§ STATED PROBLEM: Omit every image, and transcribe the remaining entries exactly as given.
── DATA FOR THE TASK ──
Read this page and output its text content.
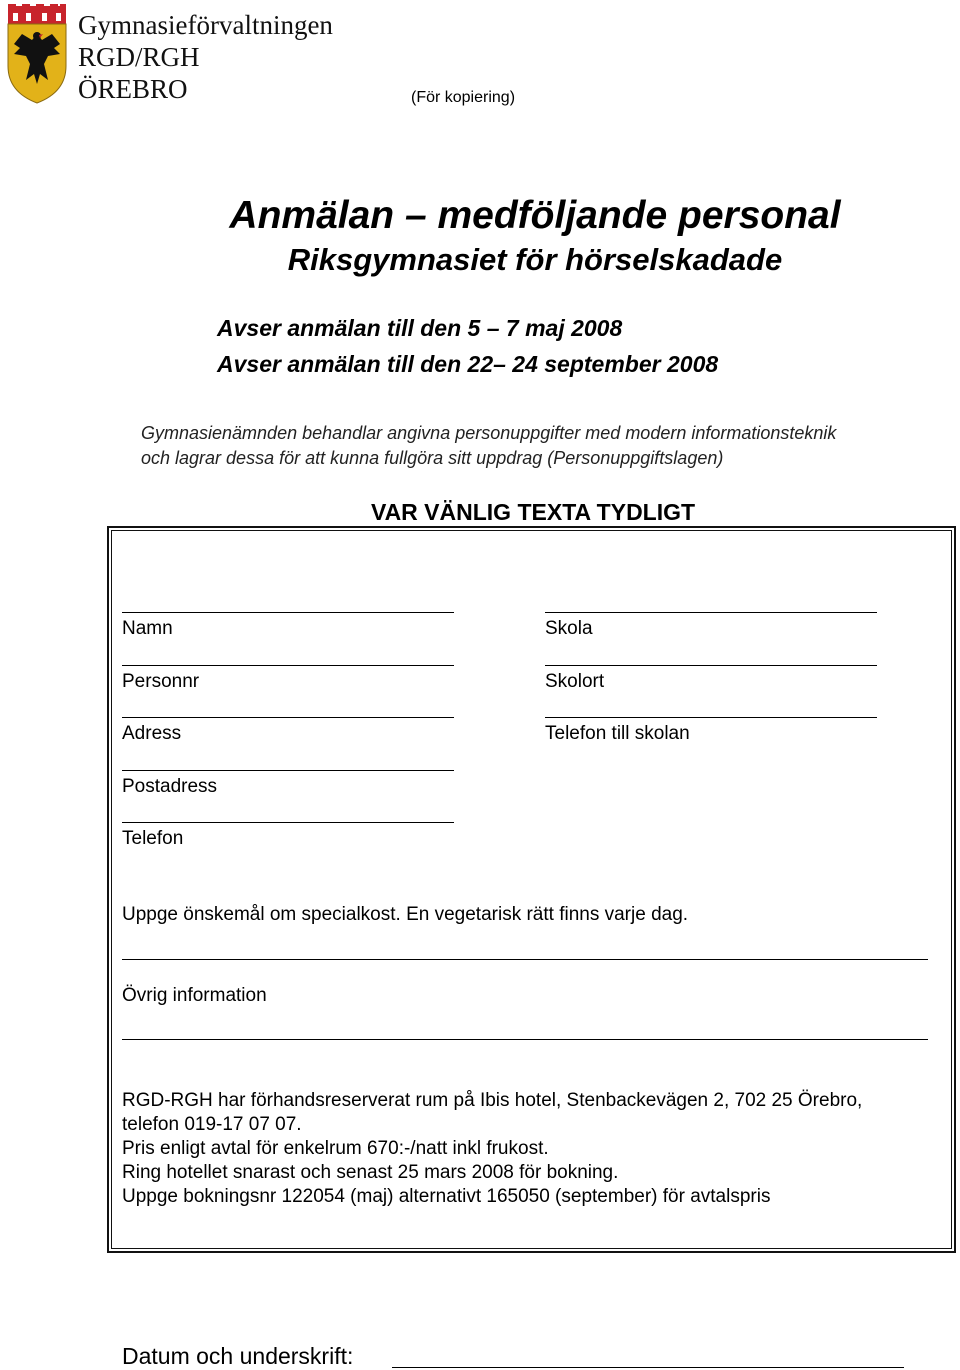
Gymnasieförvaltningen
RGD/RGH
ÖREBRO	(För kopiering)
Anmälan – medföljande personal
Riksgymnasiet för hörselskadade
Avser anmälan till den 5 – 7 maj 2008
Avser anmälan till den 22– 24 september 2008
Gymnasienämnden behandlar angivna personuppgifter med modern informationsteknik
och lagrar dessa för att kunna fullgöra sitt uppdrag (Personuppgiftslagen)
VAR VÄNLIG TEXTA TYDLIGT
Namn
Personnr
Adress
Postadress
Telefon
Skola
Skolort
Telefon till skolan
Uppge önskemål om specialkost. En vegetarisk rätt finns varje dag.
Övrig information
RGD-RGH har förhandsreserverat rum på Ibis hotel, Stenbackevägen 2, 702 25 Örebro,
telefon 019-17 07 07.
Pris enligt avtal för enkelrum 670:-/natt inkl frukost.
Ring hotellet snarast och senast 25 mars 2008 för bokning.
Uppge bokningsnr 122054 (maj) alternativt 165050 (september) för avtalspris
Datum och underskrift:
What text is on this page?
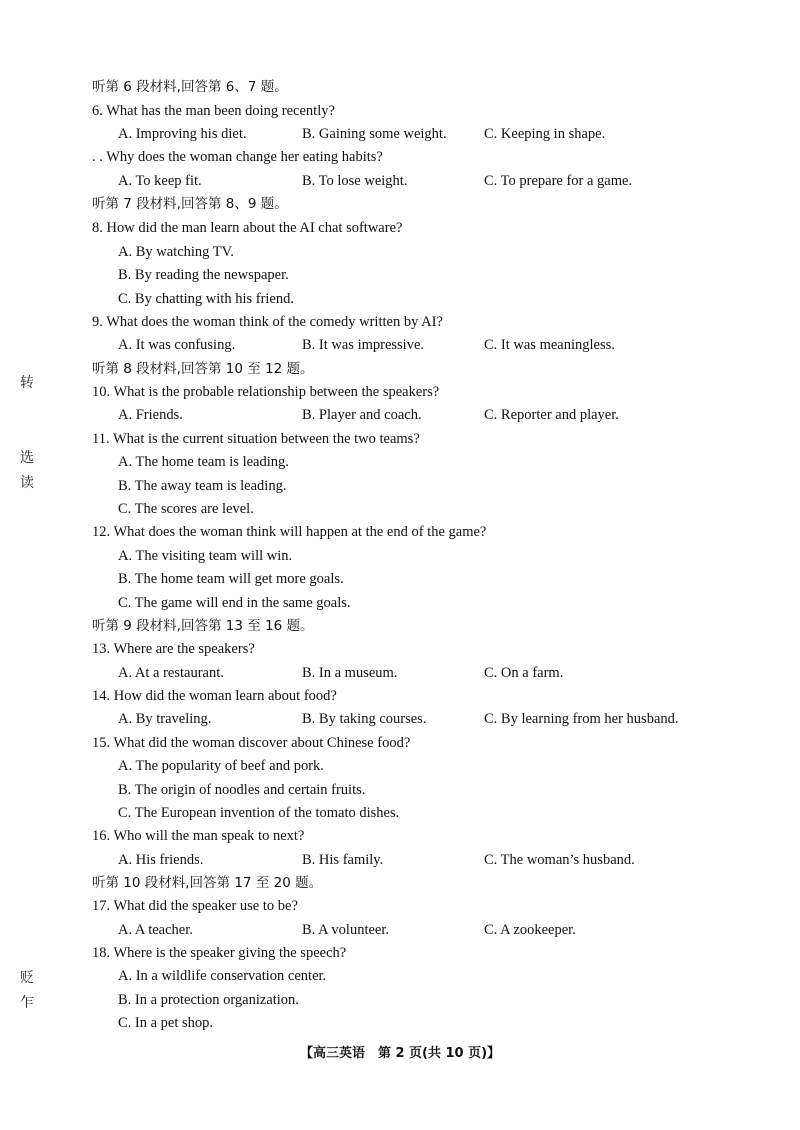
听第 6 段材料,回答第 6、7 题。
6. What has the man been doing recently?
A. Improving his diet.	B. Gaining some weight.	C. Keeping in shape.
. . Why does the woman change her eating habits?
A. To keep fit.	B. To lose weight.	C. To prepare for a game.
听第 7 段材料,回答第 8、9 题。
8. How did the man learn about the AI chat software?
A. By watching TV.
B. By reading the newspaper.
C. By chatting with his friend.
9. What does the woman think of the comedy written by AI?
A. It was confusing.	B. It was impressive.	C. It was meaningless.
听第 8 段材料,回答第 10 至 12 题。
10. What is the probable relationship between the speakers?
A. Friends.	B. Player and coach.	C. Reporter and player.
11. What is the current situation between the two teams?
A. The home team is leading.
B. The away team is leading.
C. The scores are level.
12. What does the woman think will happen at the end of the game?
A. The visiting team will win.
B. The home team will get more goals.
C. The game will end in the same goals.
听第 9 段材料,回答第 13 至 16 题。
13. Where are the speakers?
A. At a restaurant.	B. In a museum.	C. On a farm.
14. How did the woman learn about food?
A. By traveling.	B. By taking courses.	C. By learning from her husband.
15. What did the woman discover about Chinese food?
A. The popularity of beef and pork.
B. The origin of noodles and certain fruits.
C. The European invention of the tomato dishes.
16. Who will the man speak to next?
A. His friends.	B. His family.	C. The woman’s husband.
听第 10 段材料,回答第 17 至 20 题。
17. What did the speaker use to be?
A. A teacher.	B. A volunteer.	C. A zookeeper.
18. Where is the speaker giving the speech?
A. In a wildlife conservation center.
B. In a protection organization.
C. In a pet shop.
转
选
读
贬
乍
【高三英语　第 2 页(共 10 页)】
───
§ TASK RESPONSE:
Read this page and output its text content.
Gymnasieförvaltningen
RGD/RGH
ÖREBRO	(För kopiering)
Anmälan – medföljande personal
Riksgymnasiet för hörselskadade
Avser anmälan till den 5 – 7 maj 2008
Avser anmälan till den 22– 24 september 2008
Gymnasienämnden behandlar angivna personuppgifter med modern informationsteknik
och lagrar dessa för att kunna fullgöra sitt uppdrag (Personuppgiftslagen)
VAR VÄNLIG TEXTA TYDLIGT
Namn
Personnr
Adress
Postadress
Telefon
Skola
Skolort
Telefon till skolan
Uppge önskemål om specialkost. En vegetarisk rätt finns varje dag.
Övrig information
RGD-RGH har förhandsreserverat rum på Ibis hotel, Stenbackevägen 2, 702 25 Örebro,
telefon 019-17 07 07.
Pris enligt avtal för enkelrum 670:-/natt inkl frukost.
Ring hotellet snarast och senast 25 mars 2008 för bokning.
Uppge bokningsnr 122054 (maj) alternativt 165050 (september) för avtalspris
Datum och underskrift:
What text is on this page?
听第 6 段材料,回答第 6、7 题。
6. What has the man been doing recently?
A. Improving his diet.	B. Gaining some weight.	C. Keeping in shape.
. . Why does the woman change her eating habits?
A. To keep fit.	B. To lose weight.	C. To prepare for a game.
听第 7 段材料,回答第 8、9 题。
8. How did the man learn about the AI chat software?
A. By watching TV.
B. By reading the newspaper.
C. By chatting with his friend.
9. What does the woman think of the comedy written by AI?
A. It was confusing.	B. It was impressive.	C. It was meaningless.
听第 8 段材料,回答第 10 至 12 题。
10. What is the probable relationship between the speakers?
A. Friends.	B. Player and coach.	C. Reporter and player.
11. What is the current situation between the two teams?
A. The home team is leading.
B. The away team is leading.
C. The scores are level.
12. What does the woman think will happen at the end of the game?
A. The visiting team will win.
B. The home team will get more goals.
C. The game will end in the same goals.
听第 9 段材料,回答第 13 至 16 题。
13. Where are the speakers?
A. At a restaurant.	B. In a museum.	C. On a farm.
14. How did the woman learn about food?
A. By traveling.	B. By taking courses.	C. By learning from her husband.
15. What did the woman discover about Chinese food?
A. The popularity of beef and pork.
B. The origin of noodles and certain fruits.
C. The European invention of the tomato dishes.
16. Who will the man speak to next?
A. His friends.	B. His family.	C. The woman’s husband.
听第 10 段材料,回答第 17 至 20 题。
17. What did the speaker use to be?
A. A teacher.	B. A volunteer.	C. A zookeeper.
18. Where is the speaker giving the speech?
A. In a wildlife conservation center.
B. In a protection organization.
C. In a pet shop.
转
选
读
贬
乍
【高三英语　第 2 页(共 10 页)】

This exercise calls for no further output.